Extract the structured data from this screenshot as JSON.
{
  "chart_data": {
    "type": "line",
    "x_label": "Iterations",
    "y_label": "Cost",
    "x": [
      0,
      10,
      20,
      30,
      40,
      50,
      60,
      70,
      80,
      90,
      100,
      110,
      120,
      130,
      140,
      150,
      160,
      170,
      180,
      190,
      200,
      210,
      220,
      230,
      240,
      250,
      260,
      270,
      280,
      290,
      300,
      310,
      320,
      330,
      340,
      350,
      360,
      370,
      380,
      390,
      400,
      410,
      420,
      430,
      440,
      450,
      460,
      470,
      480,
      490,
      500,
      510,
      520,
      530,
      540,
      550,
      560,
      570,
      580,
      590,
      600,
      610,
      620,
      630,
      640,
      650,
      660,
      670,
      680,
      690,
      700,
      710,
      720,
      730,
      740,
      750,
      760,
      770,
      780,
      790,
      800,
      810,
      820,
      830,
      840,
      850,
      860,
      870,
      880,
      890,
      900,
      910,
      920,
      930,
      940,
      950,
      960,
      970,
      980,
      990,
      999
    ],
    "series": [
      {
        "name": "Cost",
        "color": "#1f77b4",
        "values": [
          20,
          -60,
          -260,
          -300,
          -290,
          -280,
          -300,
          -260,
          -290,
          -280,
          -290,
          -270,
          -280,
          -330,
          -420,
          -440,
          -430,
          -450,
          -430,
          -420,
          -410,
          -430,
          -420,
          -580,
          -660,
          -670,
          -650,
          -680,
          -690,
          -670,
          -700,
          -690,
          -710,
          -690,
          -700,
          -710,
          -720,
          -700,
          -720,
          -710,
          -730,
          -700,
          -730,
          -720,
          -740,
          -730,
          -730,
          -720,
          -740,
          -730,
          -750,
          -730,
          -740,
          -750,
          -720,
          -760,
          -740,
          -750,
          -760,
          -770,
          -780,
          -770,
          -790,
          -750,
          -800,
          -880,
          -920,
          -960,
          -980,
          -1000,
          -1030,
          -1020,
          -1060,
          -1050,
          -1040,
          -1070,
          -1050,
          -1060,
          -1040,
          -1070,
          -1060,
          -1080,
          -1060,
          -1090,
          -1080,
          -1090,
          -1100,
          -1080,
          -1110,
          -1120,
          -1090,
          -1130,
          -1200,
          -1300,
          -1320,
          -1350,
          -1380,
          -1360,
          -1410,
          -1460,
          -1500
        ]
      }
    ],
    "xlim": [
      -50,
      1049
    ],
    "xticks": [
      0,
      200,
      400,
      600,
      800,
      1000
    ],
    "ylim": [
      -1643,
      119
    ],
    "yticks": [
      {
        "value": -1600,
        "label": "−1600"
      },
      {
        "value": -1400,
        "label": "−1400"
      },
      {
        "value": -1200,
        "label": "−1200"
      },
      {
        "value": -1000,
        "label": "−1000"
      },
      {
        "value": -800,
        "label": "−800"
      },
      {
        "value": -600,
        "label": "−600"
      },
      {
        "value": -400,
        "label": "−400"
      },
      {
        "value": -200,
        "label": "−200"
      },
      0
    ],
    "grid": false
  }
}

**JOB**:
Repeat the listing exactly, from its first line to its last.

**FULL ANSWER**:
Extract the structured data from this screenshot as JSON.
{
  "chart_data": {
    "type": "line",
    "x_label": "Iterations",
    "y_label": "Cost",
    "x": [
      0,
      10,
      20,
      30,
      40,
      50,
      60,
      70,
      80,
      90,
      100,
      110,
      120,
      130,
      140,
      150,
      160,
      170,
      180,
      190,
      200,
      210,
      220,
      230,
      240,
      250,
      260,
      270,
      280,
      290,
      300,
      310,
      320,
      330,
      340,
      350,
      360,
      370,
      380,
      390,
      400,
      410,
      420,
      430,
      440,
      450,
      460,
      470,
      480,
      490,
      500,
      510,
      520,
      530,
      540,
      550,
      560,
      570,
      580,
      590,
      600,
      610,
      620,
      630,
      640,
      650,
      660,
      670,
      680,
      690,
      700,
      710,
      720,
      730,
      740,
      750,
      760,
      770,
      780,
      790,
      800,
      810,
      820,
      830,
      840,
      850,
      860,
      870,
      880,
      890,
      900,
      910,
      920,
      930,
      940,
      950,
      960,
      970,
      980,
      990,
      999
    ],
    "series": [
      {
        "name": "Cost",
        "color": "#1f77b4",
        "values": [
          20,
          -60,
          -260,
          -300,
          -290,
          -280,
          -300,
          -260,
          -290,
          -280,
          -290,
          -270,
          -280,
          -330,
          -420,
          -440,
          -430,
          -450,
          -430,
          -420,
          -410,
          -430,
          -420,
          -580,
          -660,
          -670,
          -650,
          -680,
          -690,
          -670,
          -700,
          -690,
          -710,
          -690,
          -700,
          -710,
          -720,
          -700,
          -720,
          -710,
          -730,
          -700,
          -730,
          -720,
          -740,
          -730,
          -730,
          -720,
          -740,
          -730,
          -750,
          -730,
          -740,
          -750,
          -720,
          -760,
          -740,
          -750,
          -760,
          -770,
          -780,
          -770,
          -790,
          -750,
          -800,
          -880,
          -920,
          -960,
          -980,
          -1000,
          -1030,
          -1020,
          -1060,
          -1050,
          -1040,
          -1070,
          -1050,
          -1060,
          -1040,
          -1070,
          -1060,
          -1080,
          -1060,
          -1090,
          -1080,
          -1090,
          -1100,
          -1080,
          -1110,
          -1120,
          -1090,
          -1130,
          -1200,
          -1300,
          -1320,
          -1350,
          -1380,
          -1360,
          -1410,
          -1460,
          -1500
        ]
      }
    ],
    "xlim": [
      -50,
      1049
    ],
    "xticks": [
      0,
      200,
      400,
      600,
      800,
      1000
    ],
    "ylim": [
      -1643,
      119
    ],
    "yticks": [
      {
        "value": -1600,
        "label": "−1600"
      },
      {
        "value": -1400,
        "label": "−1400"
      },
      {
        "value": -1200,
        "label": "−1200"
      },
      {
        "value": -1000,
        "label": "−1000"
      },
      {
        "value": -800,
        "label": "−800"
      },
      {
        "value": -600,
        "label": "−600"
      },
      {
        "value": -400,
        "label": "−400"
      },
      {
        "value": -200,
        "label": "−200"
      },
      0
    ],
    "grid": false
  }
}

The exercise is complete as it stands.